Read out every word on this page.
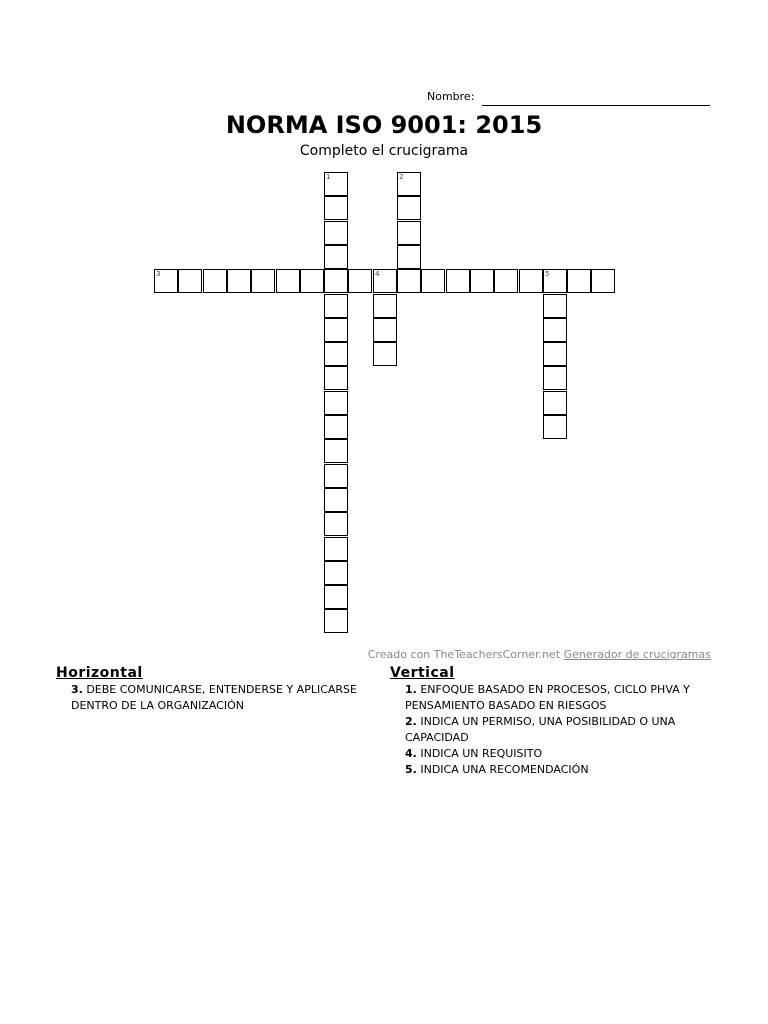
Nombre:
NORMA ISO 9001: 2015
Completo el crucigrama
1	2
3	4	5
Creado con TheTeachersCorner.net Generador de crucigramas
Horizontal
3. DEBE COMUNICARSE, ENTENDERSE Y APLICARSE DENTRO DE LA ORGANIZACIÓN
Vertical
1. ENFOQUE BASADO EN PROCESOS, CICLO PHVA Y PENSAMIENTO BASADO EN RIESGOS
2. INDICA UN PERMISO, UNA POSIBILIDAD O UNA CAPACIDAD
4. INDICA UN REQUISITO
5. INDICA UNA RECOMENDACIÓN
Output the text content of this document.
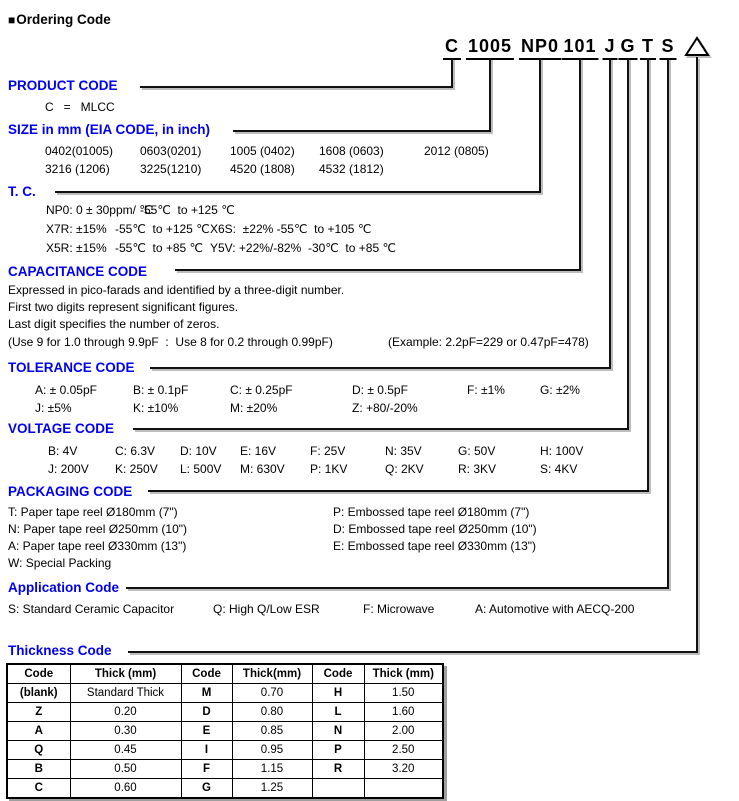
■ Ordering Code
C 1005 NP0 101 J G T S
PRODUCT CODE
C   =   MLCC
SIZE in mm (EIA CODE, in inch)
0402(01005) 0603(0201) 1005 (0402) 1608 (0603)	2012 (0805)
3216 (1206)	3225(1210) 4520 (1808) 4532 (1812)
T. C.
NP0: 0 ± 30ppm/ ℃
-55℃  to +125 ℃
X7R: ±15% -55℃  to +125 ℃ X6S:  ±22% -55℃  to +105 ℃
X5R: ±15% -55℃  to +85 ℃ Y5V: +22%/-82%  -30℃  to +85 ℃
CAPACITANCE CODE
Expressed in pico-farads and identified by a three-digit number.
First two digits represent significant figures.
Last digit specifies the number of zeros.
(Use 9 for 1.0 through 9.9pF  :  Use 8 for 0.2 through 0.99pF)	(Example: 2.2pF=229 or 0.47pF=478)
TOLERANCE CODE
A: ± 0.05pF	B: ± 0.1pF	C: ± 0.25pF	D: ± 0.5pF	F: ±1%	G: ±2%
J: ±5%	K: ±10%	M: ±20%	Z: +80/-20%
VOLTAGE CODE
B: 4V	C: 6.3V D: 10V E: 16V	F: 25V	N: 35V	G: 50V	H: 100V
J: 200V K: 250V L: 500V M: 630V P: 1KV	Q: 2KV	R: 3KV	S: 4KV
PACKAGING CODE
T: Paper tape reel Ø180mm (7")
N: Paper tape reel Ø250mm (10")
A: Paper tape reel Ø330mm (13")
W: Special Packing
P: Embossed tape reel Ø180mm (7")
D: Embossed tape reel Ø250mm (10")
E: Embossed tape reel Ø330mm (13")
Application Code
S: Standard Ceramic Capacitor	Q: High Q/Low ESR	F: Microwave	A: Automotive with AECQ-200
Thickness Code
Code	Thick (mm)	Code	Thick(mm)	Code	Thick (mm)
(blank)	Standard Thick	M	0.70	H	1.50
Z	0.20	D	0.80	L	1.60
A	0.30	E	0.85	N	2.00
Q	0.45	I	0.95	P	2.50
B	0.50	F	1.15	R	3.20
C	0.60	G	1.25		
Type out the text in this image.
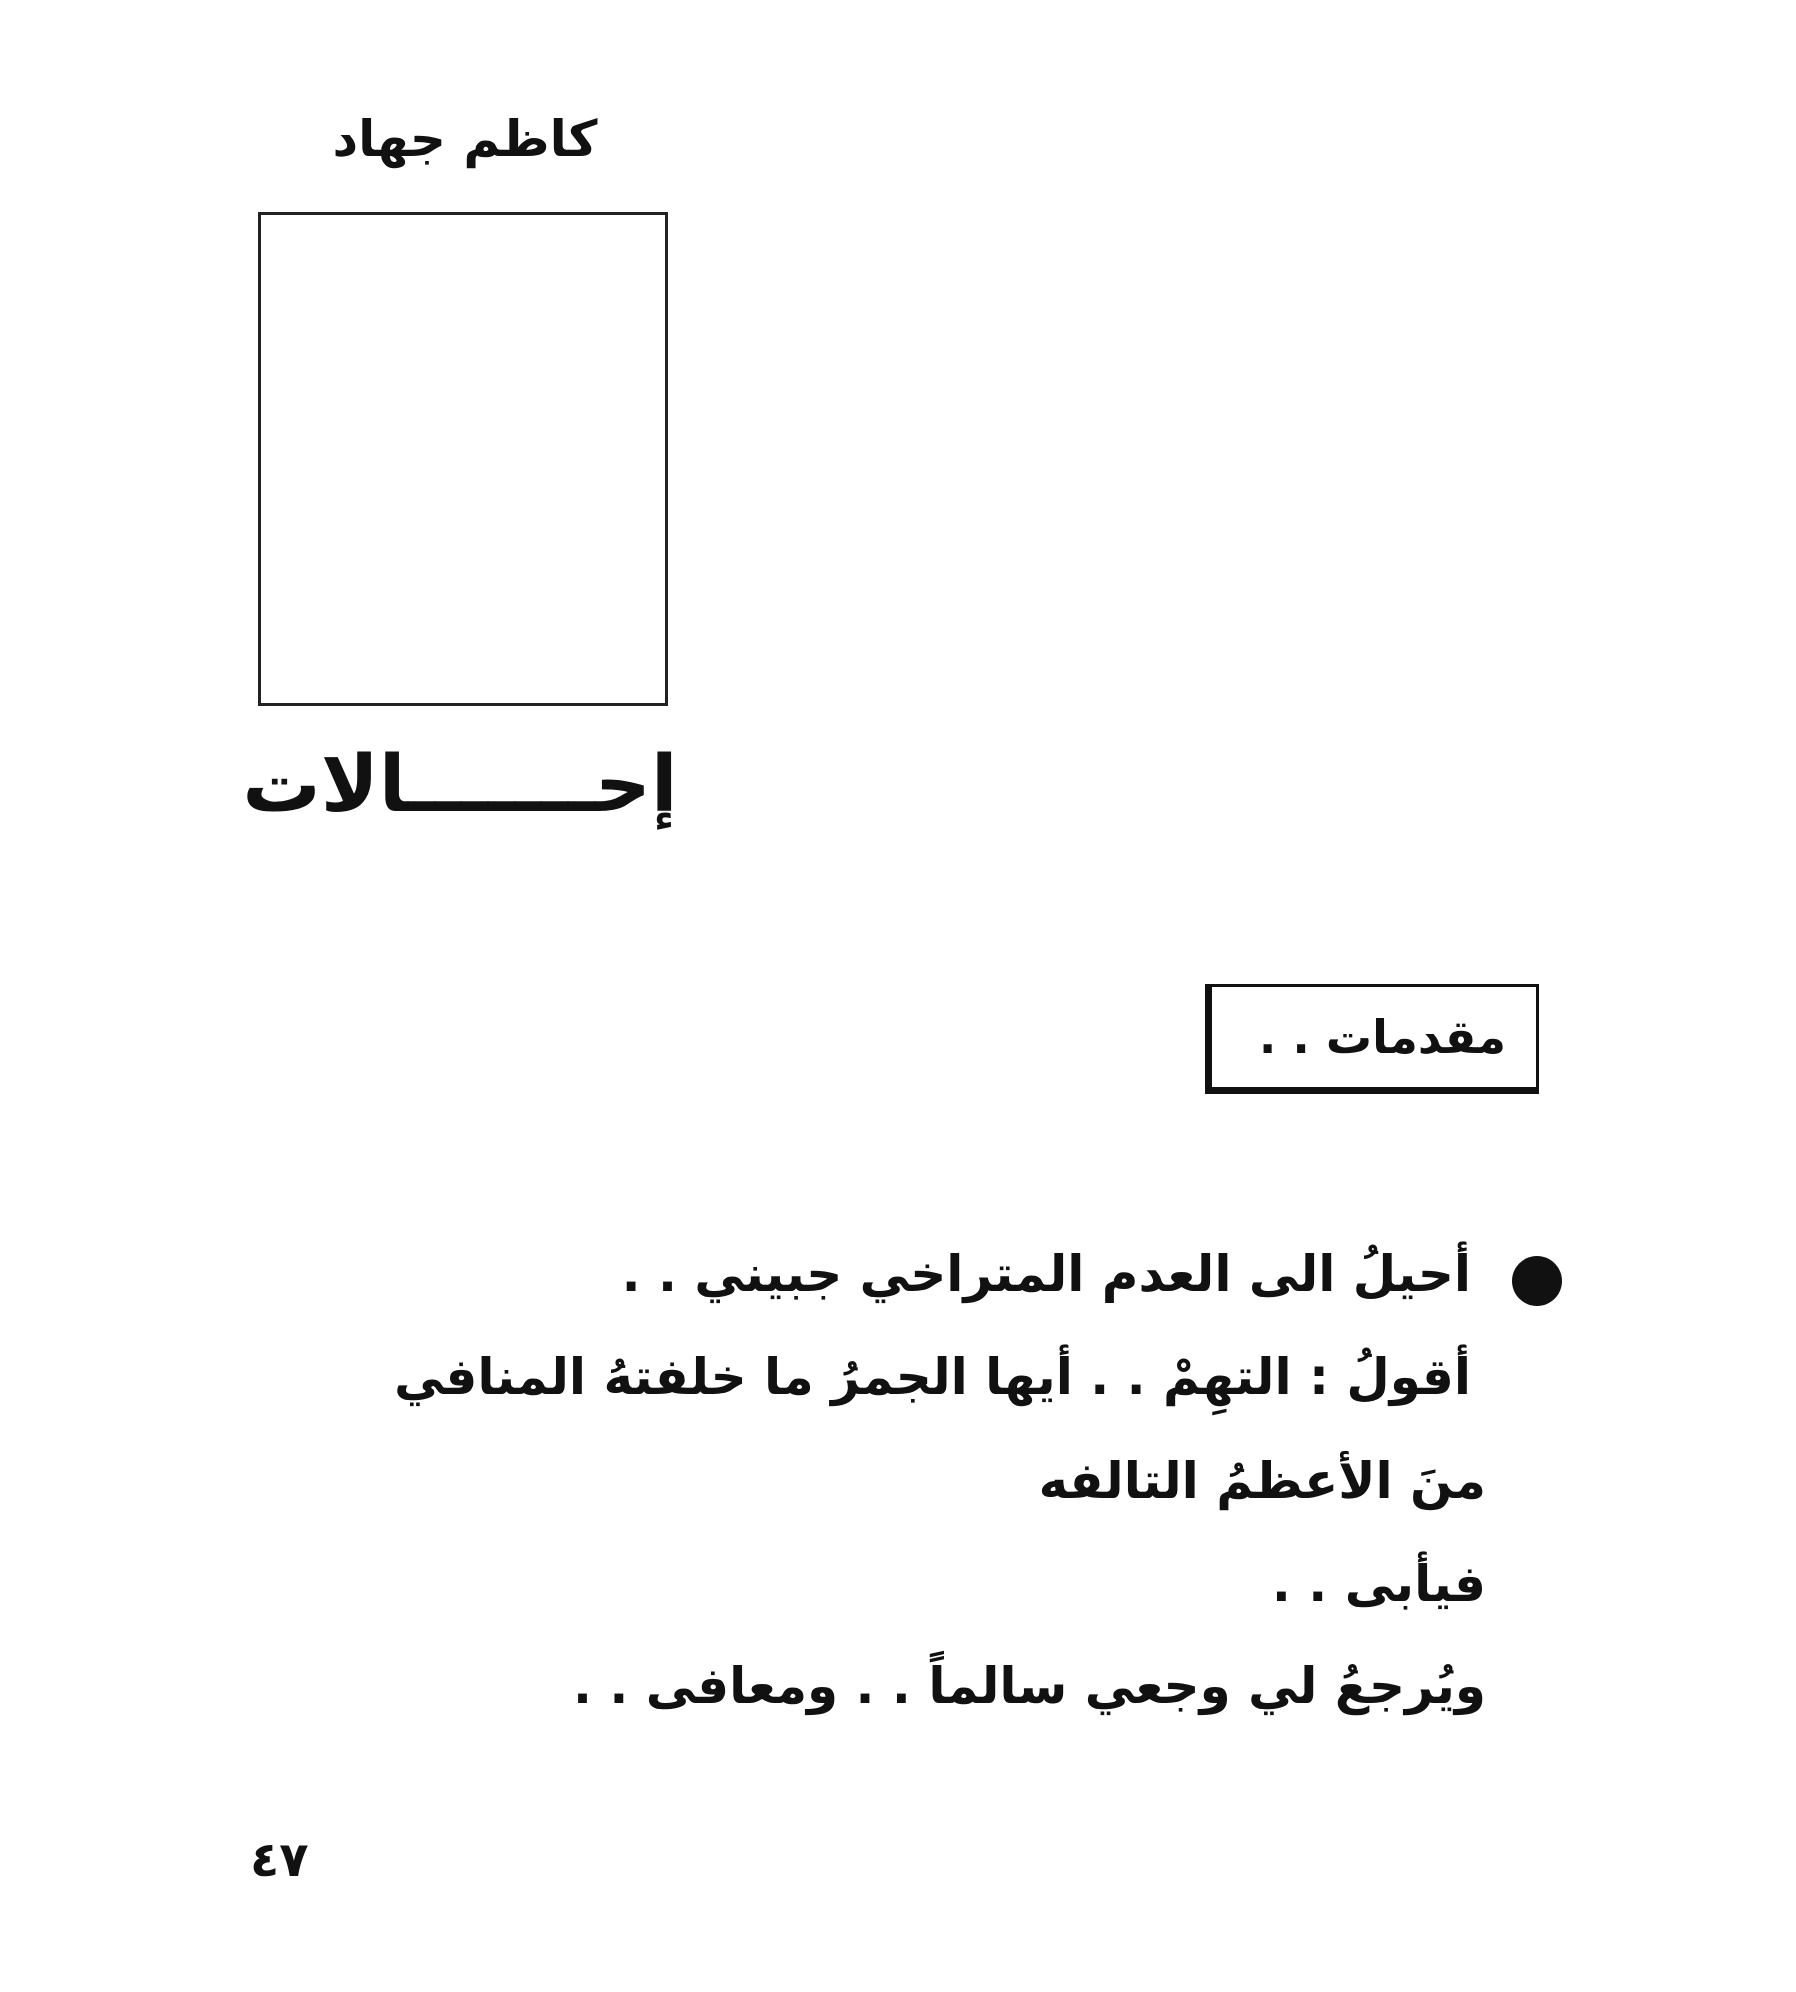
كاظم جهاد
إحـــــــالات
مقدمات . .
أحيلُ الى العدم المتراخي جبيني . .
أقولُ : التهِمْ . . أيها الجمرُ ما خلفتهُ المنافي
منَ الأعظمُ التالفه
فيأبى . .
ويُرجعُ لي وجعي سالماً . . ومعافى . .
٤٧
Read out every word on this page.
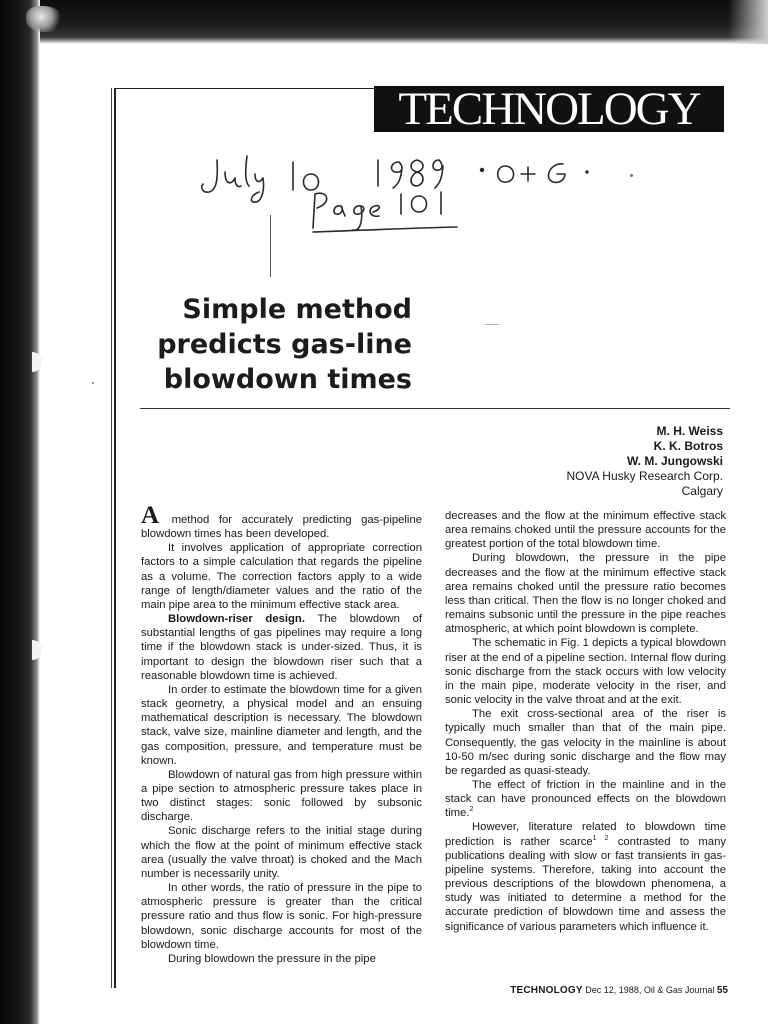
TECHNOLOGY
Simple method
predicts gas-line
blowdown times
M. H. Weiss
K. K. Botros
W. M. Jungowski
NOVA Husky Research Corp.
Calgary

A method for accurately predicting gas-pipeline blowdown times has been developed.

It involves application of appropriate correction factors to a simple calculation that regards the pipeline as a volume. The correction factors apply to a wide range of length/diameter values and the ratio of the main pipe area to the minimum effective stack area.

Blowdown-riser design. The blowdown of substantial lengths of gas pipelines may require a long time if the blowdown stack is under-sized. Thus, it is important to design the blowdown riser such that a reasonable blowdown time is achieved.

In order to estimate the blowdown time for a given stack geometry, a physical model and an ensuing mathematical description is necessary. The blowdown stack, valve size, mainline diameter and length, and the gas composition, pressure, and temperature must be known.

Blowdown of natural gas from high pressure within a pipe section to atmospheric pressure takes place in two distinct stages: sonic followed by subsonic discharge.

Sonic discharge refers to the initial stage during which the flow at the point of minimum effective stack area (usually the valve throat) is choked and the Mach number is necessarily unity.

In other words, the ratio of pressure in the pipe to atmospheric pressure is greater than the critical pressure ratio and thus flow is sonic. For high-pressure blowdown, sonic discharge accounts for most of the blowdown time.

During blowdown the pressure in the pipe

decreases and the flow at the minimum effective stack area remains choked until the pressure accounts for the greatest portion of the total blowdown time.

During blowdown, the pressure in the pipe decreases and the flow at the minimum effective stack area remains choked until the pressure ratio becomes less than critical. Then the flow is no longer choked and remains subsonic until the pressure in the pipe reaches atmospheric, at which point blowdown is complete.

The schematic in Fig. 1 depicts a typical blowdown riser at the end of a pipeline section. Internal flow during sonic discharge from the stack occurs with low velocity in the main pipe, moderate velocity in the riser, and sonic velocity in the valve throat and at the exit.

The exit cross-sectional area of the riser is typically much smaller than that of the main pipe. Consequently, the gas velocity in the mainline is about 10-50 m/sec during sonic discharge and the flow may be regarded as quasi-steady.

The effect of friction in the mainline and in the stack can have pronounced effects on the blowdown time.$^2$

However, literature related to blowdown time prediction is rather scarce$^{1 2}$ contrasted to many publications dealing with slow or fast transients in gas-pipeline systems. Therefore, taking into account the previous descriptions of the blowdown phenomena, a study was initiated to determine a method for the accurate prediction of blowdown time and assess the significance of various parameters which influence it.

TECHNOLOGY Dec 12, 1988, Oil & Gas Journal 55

- DIRECTIONS -
Quote each entry above verbatim and drop the pictures.

- SOLUTION TO THE EXERCISE -
Read out every word on this page.
Nombre:
NORMA ISO 9001: 2015
Completo el crucigrama
1	2
3	4	5
Creado con TheTeachersCorner.net Generador de crucigramas
Horizontal
3. DEBE COMUNICARSE, ENTENDERSE Y APLICARSE DENTRO DE LA ORGANIZACIÓN
Vertical
1. ENFOQUE BASADO EN PROCESOS, CICLO PHVA Y PENSAMIENTO BASADO EN RIESGOS
2. INDICA UN PERMISO, UNA POSIBILIDAD O UNA CAPACIDAD
4. INDICA UN REQUISITO
5. INDICA UNA RECOMENDACIÓN
Output the text content of this document.
■ Ordering Code
C 1005 NP0 101 J G T S
PRODUCT CODE
C   =   MLCC
SIZE in mm (EIA CODE, in inch)
0402(01005) 0603(0201) 1005 (0402) 1608 (0603)	2012 (0805)
3216 (1206)	3225(1210) 4520 (1808) 4532 (1812)
T. C.
NP0: 0 ± 30ppm/ ℃
-55℃  to +125 ℃
X7R: ±15% -55℃  to +125 ℃ X6S:  ±22% -55℃  to +105 ℃
X5R: ±15% -55℃  to +85 ℃ Y5V: +22%/-82%  -30℃  to +85 ℃
CAPACITANCE CODE
Expressed in pico-farads and identified by a three-digit number.
First two digits represent significant figures.
Last digit specifies the number of zeros.
(Use 9 for 1.0 through 9.9pF  :  Use 8 for 0.2 through 0.99pF)	(Example: 2.2pF=229 or 0.47pF=478)
TOLERANCE CODE
A: ± 0.05pF	B: ± 0.1pF	C: ± 0.25pF	D: ± 0.5pF	F: ±1%	G: ±2%
J: ±5%	K: ±10%	M: ±20%	Z: +80/-20%
VOLTAGE CODE
B: 4V	C: 6.3V D: 10V E: 16V	F: 25V	N: 35V	G: 50V	H: 100V
J: 200V K: 250V L: 500V M: 630V P: 1KV	Q: 2KV	R: 3KV	S: 4KV
PACKAGING CODE
T: Paper tape reel Ø180mm (7")
N: Paper tape reel Ø250mm (10")
A: Paper tape reel Ø330mm (13")
W: Special Packing
P: Embossed tape reel Ø180mm (7")
D: Embossed tape reel Ø250mm (10")
E: Embossed tape reel Ø330mm (13")
Application Code
S: Standard Ceramic Capacitor	Q: High Q/Low ESR	F: Microwave	A: Automotive with AECQ-200
Thickness Code
Code	Thick (mm)	Code	Thick(mm)	Code	Thick (mm)
(blank)	Standard Thick	M	0.70	H	1.50
Z	0.20	D	0.80	L	1.60
A	0.30	E	0.85	N	2.00
Q	0.45	I	0.95	P	2.50
B	0.50	F	1.15	R	3.20
C	0.60	G	1.25		
Type out the text in this image.
كاظم جهاد
إحـــــــالات
مقدمات . .
أحيلُ الى العدم المتراخي جبيني . .
أقولُ : التهِمْ . . أيها الجمرُ ما خلفتهُ المنافي
منَ الأعظمُ التالفه
فيأبى . .
ويُرجعُ لي وجعي سالماً . . ومعافى . .
٤٧
Read out every word on this page.
TECHNOLOGY
Simple method
predicts gas-line
blowdown times
M. H. Weiss
K. K. Botros
W. M. Jungowski
NOVA Husky Research Corp.
Calgary

A method for accurately predicting gas-pipeline blowdown times has been developed.

It involves application of appropriate correction factors to a simple calculation that regards the pipeline as a volume. The correction factors apply to a wide range of length/diameter values and the ratio of the main pipe area to the minimum effective stack area.

Blowdown-riser design. The blowdown of substantial lengths of gas pipelines may require a long time if the blowdown stack is under-sized. Thus, it is important to design the blowdown riser such that a reasonable blowdown time is achieved.

In order to estimate the blowdown time for a given stack geometry, a physical model and an ensuing mathematical description is necessary. The blowdown stack, valve size, mainline diameter and length, and the gas composition, pressure, and temperature must be known.

Blowdown of natural gas from high pressure within a pipe section to atmospheric pressure takes place in two distinct stages: sonic followed by subsonic discharge.

Sonic discharge refers to the initial stage during which the flow at the point of minimum effective stack area (usually the valve throat) is choked and the Mach number is necessarily unity.

In other words, the ratio of pressure in the pipe to atmospheric pressure is greater than the critical pressure ratio and thus flow is sonic. For high-pressure blowdown, sonic discharge accounts for most of the blowdown time.

During blowdown the pressure in the pipe

decreases and the flow at the minimum effective stack area remains choked until the pressure accounts for the greatest portion of the total blowdown time.

During blowdown, the pressure in the pipe decreases and the flow at the minimum effective stack area remains choked until the pressure ratio becomes less than critical. Then the flow is no longer choked and remains subsonic until the pressure in the pipe reaches atmospheric, at which point blowdown is complete.

The schematic in Fig. 1 depicts a typical blowdown riser at the end of a pipeline section. Internal flow during sonic discharge from the stack occurs with low velocity in the main pipe, moderate velocity in the riser, and sonic velocity in the valve throat and at the exit.

The exit cross-sectional area of the riser is typically much smaller than that of the main pipe. Consequently, the gas velocity in the mainline is about 10-50 m/sec during sonic discharge and the flow may be regarded as quasi-steady.

The effect of friction in the mainline and in the stack can have pronounced effects on the blowdown time.$^2$

However, literature related to blowdown time prediction is rather scarce$^{1 2}$ contrasted to many publications dealing with slow or fast transients in gas-pipeline systems. Therefore, taking into account the previous descriptions of the blowdown phenomena, a study was initiated to determine a method for the accurate prediction of blowdown time and assess the significance of various parameters which influence it.

TECHNOLOGY Dec 12, 1988, Oil & Gas Journal 55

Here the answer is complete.